[Data for analysis Boundary: Start]

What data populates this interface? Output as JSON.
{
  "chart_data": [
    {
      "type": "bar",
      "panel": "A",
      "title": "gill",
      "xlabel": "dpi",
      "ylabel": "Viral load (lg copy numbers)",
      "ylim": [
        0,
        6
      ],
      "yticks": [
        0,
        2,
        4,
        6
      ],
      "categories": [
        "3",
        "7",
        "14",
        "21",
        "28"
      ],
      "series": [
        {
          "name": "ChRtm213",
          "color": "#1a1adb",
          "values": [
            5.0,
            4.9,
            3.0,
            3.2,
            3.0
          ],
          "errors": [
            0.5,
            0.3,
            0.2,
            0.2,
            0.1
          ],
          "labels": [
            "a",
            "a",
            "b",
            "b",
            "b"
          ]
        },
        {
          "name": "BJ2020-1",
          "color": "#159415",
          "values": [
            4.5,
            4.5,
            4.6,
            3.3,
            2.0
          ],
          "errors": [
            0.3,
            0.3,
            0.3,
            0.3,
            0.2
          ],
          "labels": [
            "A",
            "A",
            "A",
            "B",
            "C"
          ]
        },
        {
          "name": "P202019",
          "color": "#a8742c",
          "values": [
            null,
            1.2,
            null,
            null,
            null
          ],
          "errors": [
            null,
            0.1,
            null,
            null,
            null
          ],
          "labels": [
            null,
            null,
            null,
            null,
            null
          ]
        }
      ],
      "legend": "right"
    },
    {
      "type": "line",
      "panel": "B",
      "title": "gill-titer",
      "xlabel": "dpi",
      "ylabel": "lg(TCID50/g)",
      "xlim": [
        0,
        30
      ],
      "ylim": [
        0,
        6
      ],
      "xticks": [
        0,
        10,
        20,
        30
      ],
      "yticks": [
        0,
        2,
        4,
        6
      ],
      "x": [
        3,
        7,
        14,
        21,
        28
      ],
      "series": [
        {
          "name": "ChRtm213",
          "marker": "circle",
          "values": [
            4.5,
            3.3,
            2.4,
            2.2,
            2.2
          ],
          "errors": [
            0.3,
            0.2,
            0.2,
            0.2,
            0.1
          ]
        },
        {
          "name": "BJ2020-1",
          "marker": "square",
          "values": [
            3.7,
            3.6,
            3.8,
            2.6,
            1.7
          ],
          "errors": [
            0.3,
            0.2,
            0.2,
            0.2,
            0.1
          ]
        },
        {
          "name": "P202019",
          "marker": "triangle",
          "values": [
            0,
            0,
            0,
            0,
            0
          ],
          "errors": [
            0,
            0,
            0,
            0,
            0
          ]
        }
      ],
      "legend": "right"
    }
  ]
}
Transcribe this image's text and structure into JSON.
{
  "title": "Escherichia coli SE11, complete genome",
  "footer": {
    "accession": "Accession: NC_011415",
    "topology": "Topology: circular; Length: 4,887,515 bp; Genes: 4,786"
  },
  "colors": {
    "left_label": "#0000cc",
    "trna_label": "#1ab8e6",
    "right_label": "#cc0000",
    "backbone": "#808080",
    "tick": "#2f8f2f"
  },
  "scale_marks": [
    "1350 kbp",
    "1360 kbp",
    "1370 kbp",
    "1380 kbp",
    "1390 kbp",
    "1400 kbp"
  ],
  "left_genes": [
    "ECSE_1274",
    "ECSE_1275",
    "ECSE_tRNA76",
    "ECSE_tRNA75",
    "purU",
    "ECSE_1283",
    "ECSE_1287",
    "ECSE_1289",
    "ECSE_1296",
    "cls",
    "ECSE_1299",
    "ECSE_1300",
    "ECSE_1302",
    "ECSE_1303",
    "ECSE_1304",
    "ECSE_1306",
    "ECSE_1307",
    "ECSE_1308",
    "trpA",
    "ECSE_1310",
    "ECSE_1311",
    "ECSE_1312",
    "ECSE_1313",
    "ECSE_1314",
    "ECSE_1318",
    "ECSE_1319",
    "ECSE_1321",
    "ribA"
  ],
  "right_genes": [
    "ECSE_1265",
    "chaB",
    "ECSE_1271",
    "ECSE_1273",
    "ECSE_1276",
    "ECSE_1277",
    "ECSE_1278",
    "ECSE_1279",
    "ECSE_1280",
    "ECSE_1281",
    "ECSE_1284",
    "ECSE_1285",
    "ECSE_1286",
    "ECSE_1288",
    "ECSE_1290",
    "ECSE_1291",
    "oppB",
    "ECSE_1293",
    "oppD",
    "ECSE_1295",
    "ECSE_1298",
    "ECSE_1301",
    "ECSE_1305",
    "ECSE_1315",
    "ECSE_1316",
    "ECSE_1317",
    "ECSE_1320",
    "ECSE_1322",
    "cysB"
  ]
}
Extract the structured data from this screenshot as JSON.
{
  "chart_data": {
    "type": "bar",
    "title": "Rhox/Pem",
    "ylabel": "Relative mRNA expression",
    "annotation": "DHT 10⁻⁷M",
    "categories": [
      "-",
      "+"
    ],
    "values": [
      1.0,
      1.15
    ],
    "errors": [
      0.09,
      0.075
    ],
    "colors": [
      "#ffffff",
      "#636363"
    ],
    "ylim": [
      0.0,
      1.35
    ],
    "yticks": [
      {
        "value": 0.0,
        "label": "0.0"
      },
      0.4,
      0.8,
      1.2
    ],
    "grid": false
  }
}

[Data for analysis Boundary: End]

Task:
In the records above, find each line that mentions the string "title", then copy it.

Finished task:
      "title": "gill",
      "title": "gill-titer",
  "title": "Escherichia coli SE11, complete genome",
    "title": "Rhox/Pem",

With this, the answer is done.